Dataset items

----

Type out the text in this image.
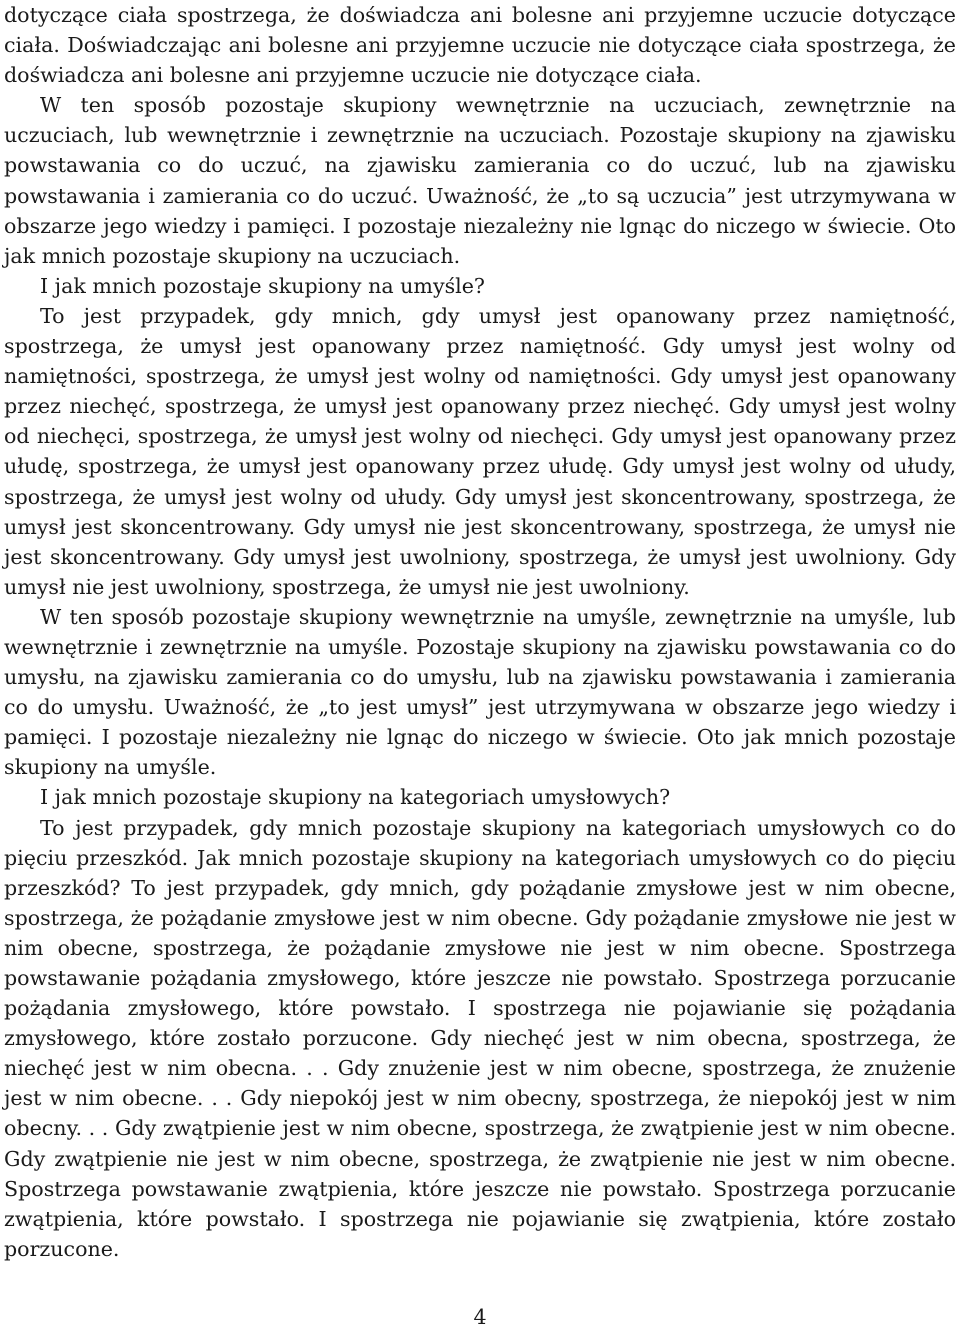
dotyczące ciała spostrzega, że doświadcza ani bolesne ani przyjemne uczucie dotyczące ciała. Doświadczając ani bolesne ani przyjemne uczucie nie dotyczące ciała spostrzega, że doświadcza ani bolesne ani przyjemne uczucie nie dotyczące ciała.

W ten sposób pozostaje skupiony wewnętrznie na uczuciach, zewnętrznie na uczuciach, lub wewnętrznie i zewnętrznie na uczuciach. Pozostaje skupiony na zjawisku powstawania co do uczuć, na zjawisku zamierania co do uczuć, lub na zjawisku powstawania i zamierania co do uczuć. Uważność, że „to są uczucia” jest utrzymywana w obszarze jego wiedzy i pamięci. I pozostaje niezależny nie lgnąc do niczego w świecie. Oto jak mnich pozostaje skupiony na uczuciach.

I jak mnich pozostaje skupiony na umyśle?

To jest przypadek, gdy mnich, gdy umysł jest opanowany przez namiętność, spostrzega, że umysł jest opanowany przez namiętność. Gdy umysł jest wolny od namiętności, spostrzega, że umysł jest wolny od namiętności. Gdy umysł jest opanowany przez niechęć, spostrzega, że umysł jest opanowany przez niechęć. Gdy umysł jest wolny od niechęci, spostrzega, że umysł jest wolny od niechęci. Gdy umysł jest opanowany przez ułudę, spostrzega, że umysł jest opanowany przez ułudę. Gdy umysł jest wolny od ułudy, spostrzega, że umysł jest wolny od ułudy. Gdy umysł jest skoncentrowany, spostrzega, że umysł jest skoncentrowany. Gdy umysł nie jest skoncentrowany, spostrzega, że umysł nie jest skoncentrowany. Gdy umysł jest uwolniony, spostrzega, że umysł jest uwolniony. Gdy umysł nie jest uwolniony, spostrzega, że umysł nie jest uwolniony.

W ten sposób pozostaje skupiony wewnętrznie na umyśle, zewnętrznie na umyśle, lub wewnętrznie i zewnętrznie na umyśle. Pozostaje skupiony na zjawisku powstawania co do umysłu, na zjawisku zamierania co do umysłu, lub na zjawisku powstawania i zamierania co do umysłu. Uważność, że „to jest umysł” jest utrzymywana w obszarze jego wiedzy i pamięci. I pozostaje niezależny nie lgnąc do niczego w świecie. Oto jak mnich pozostaje skupiony na umyśle.

I jak mnich pozostaje skupiony na kategoriach umysłowych?

To jest przypadek, gdy mnich pozostaje skupiony na kategoriach umysłowych co do pięciu przeszkód. Jak mnich pozostaje skupiony na kategoriach umysłowych co do pięciu przeszkód? To jest przypadek, gdy mnich, gdy pożądanie zmysłowe jest w nim obecne, spostrzega, że pożądanie zmysłowe jest w nim obecne. Gdy pożądanie zmysłowe nie jest w nim obecne, spostrzega, że pożądanie zmysłowe nie jest w nim obecne. Spostrzega powstawanie pożądania zmysłowego, które jeszcze nie powstało. Spostrzega porzucanie pożądania zmysłowego, które powstało. I spostrzega nie pojawianie się pożądania zmysłowego, które zostało porzucone. Gdy niechęć jest w nim obecna, spostrzega, że niechęć jest w nim obecna. . . Gdy znużenie jest w nim obecne, spostrzega, że znużenie jest w nim obecne. . . Gdy niepokój jest w nim obecny, spostrzega, że niepokój jest w nim obecny. . . Gdy zwątpienie jest w nim obecne, spostrzega, że zwątpienie jest w nim obecne. Gdy zwątpienie nie jest w nim obecne, spostrzega, że zwątpienie nie jest w nim obecne. Spostrzega powstawanie zwątpienia, które jeszcze nie powstało. Spostrzega porzucanie zwątpienia, które powstało. I spostrzega nie pojawianie się zwątpienia, które zostało porzucone.

4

----

# [DO THIS]
Transcribe all of the records above character for character. Exclude the pictures.

# [RESPONSE BELOW]
Type out the text in this image.
dotyczące ciała spostrzega, że doświadcza ani bolesne ani przyjemne uczucie dotyczące ciała. Doświadczając ani bolesne ani przyjemne uczucie nie dotyczące ciała spostrzega, że doświadcza ani bolesne ani przyjemne uczucie nie dotyczące ciała.

W ten sposób pozostaje skupiony wewnętrznie na uczuciach, zewnętrznie na uczuciach, lub wewnętrznie i zewnętrznie na uczuciach. Pozostaje skupiony na zjawisku powstawania co do uczuć, na zjawisku zamierania co do uczuć, lub na zjawisku powstawania i zamierania co do uczuć. Uważność, że „to są uczucia” jest utrzymywana w obszarze jego wiedzy i pamięci. I pozostaje niezależny nie lgnąc do niczego w świecie. Oto jak mnich pozostaje skupiony na uczuciach.

I jak mnich pozostaje skupiony na umyśle?

To jest przypadek, gdy mnich, gdy umysł jest opanowany przez namiętność, spostrzega, że umysł jest opanowany przez namiętność. Gdy umysł jest wolny od namiętności, spostrzega, że umysł jest wolny od namiętności. Gdy umysł jest opanowany przez niechęć, spostrzega, że umysł jest opanowany przez niechęć. Gdy umysł jest wolny od niechęci, spostrzega, że umysł jest wolny od niechęci. Gdy umysł jest opanowany przez ułudę, spostrzega, że umysł jest opanowany przez ułudę. Gdy umysł jest wolny od ułudy, spostrzega, że umysł jest wolny od ułudy. Gdy umysł jest skoncentrowany, spostrzega, że umysł jest skoncentrowany. Gdy umysł nie jest skoncentrowany, spostrzega, że umysł nie jest skoncentrowany. Gdy umysł jest uwolniony, spostrzega, że umysł jest uwolniony. Gdy umysł nie jest uwolniony, spostrzega, że umysł nie jest uwolniony.

W ten sposób pozostaje skupiony wewnętrznie na umyśle, zewnętrznie na umyśle, lub wewnętrznie i zewnętrznie na umyśle. Pozostaje skupiony na zjawisku powstawania co do umysłu, na zjawisku zamierania co do umysłu, lub na zjawisku powstawania i zamierania co do umysłu. Uważność, że „to jest umysł” jest utrzymywana w obszarze jego wiedzy i pamięci. I pozostaje niezależny nie lgnąc do niczego w świecie. Oto jak mnich pozostaje skupiony na umyśle.

I jak mnich pozostaje skupiony na kategoriach umysłowych?

To jest przypadek, gdy mnich pozostaje skupiony na kategoriach umysłowych co do pięciu przeszkód. Jak mnich pozostaje skupiony na kategoriach umysłowych co do pięciu przeszkód? To jest przypadek, gdy mnich, gdy pożądanie zmysłowe jest w nim obecne, spostrzega, że pożądanie zmysłowe jest w nim obecne. Gdy pożądanie zmysłowe nie jest w nim obecne, spostrzega, że pożądanie zmysłowe nie jest w nim obecne. Spostrzega powstawanie pożądania zmysłowego, które jeszcze nie powstało. Spostrzega porzucanie pożądania zmysłowego, które powstało. I spostrzega nie pojawianie się pożądania zmysłowego, które zostało porzucone. Gdy niechęć jest w nim obecna, spostrzega, że niechęć jest w nim obecna. . . Gdy znużenie jest w nim obecne, spostrzega, że znużenie jest w nim obecne. . . Gdy niepokój jest w nim obecny, spostrzega, że niepokój jest w nim obecny. . . Gdy zwątpienie jest w nim obecne, spostrzega, że zwątpienie jest w nim obecne. Gdy zwątpienie nie jest w nim obecne, spostrzega, że zwątpienie nie jest w nim obecne. Spostrzega powstawanie zwątpienia, które jeszcze nie powstało. Spostrzega porzucanie zwątpienia, które powstało. I spostrzega nie pojawianie się zwątpienia, które zostało porzucone.

4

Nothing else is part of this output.